■ Exercise brief:
Word for word, transcribe the lines below and drop the pictures.

■ Records supplied:
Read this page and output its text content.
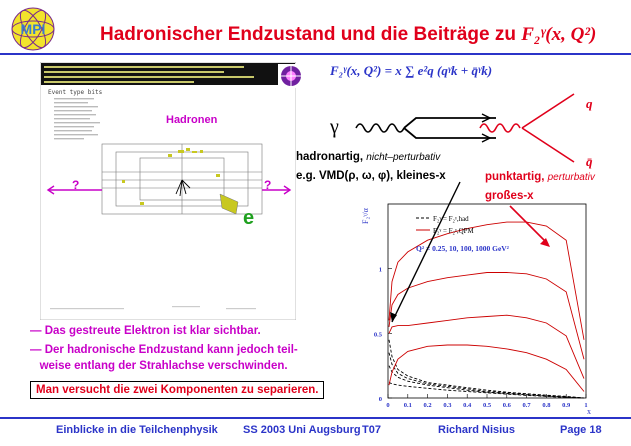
Hadronischer Endzustand und die Beiträge zu F₂ᵞ(x, Q²)
MPI
Event type bits
Hadronen
?	?
e
F₂ᵞ(x, Q²) = x ∑ e²q (qᵞk + q̄ᵞk)
γ
q
q̄
hadronartig, nicht–perturbativ
e.g. VMD(ρ, ω, φ), kleines-x	punktartig, perturbativ
großes-x
0 0.1 0.2 0.3 0.4 0.5 0.6 0.7 0.8 0.9 1
0
0.5
1
F₂ᵞ = F₂ᵞ,had
F₂ᵞ = F₂ᵞ,QPM
Q² = 0.25, 10, 100, 1000 GeV²
F₂ᵞ/α
x
— Das gestreute Elektron ist klar sichtbar.
— Der hadronische Endzustand kann jedoch teil-
weise entlang der Strahlachse verschwinden.
Man versucht die zwei Komponenten zu separieren.
Einblicke in die Teilchenphysik SS 2003 Uni Augsburg T07	Richard Nisius	Page 18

■ Exercise answer:
Read this page and output its text content.
Hadronischer Endzustand und die Beiträge zu F₂ᵞ(x, Q²)
MPI
Event type bits
Hadronen
?	?
e
F₂ᵞ(x, Q²) = x ∑ e²q (qᵞk + q̄ᵞk)
γ
q
q̄
hadronartig, nicht–perturbativ
e.g. VMD(ρ, ω, φ), kleines-x	punktartig, perturbativ
großes-x
0 0.1 0.2 0.3 0.4 0.5 0.6 0.7 0.8 0.9 1
0
0.5
1
F₂ᵞ = F₂ᵞ,had
F₂ᵞ = F₂ᵞ,QPM
Q² = 0.25, 10, 100, 1000 GeV²
F₂ᵞ/α
x
— Das gestreute Elektron ist klar sichtbar.
— Der hadronische Endzustand kann jedoch teil-
weise entlang der Strahlachse verschwinden.
Man versucht die zwei Komponenten zu separieren.
Einblicke in die Teilchenphysik SS 2003 Uni Augsburg T07	Richard Nisius	Page 18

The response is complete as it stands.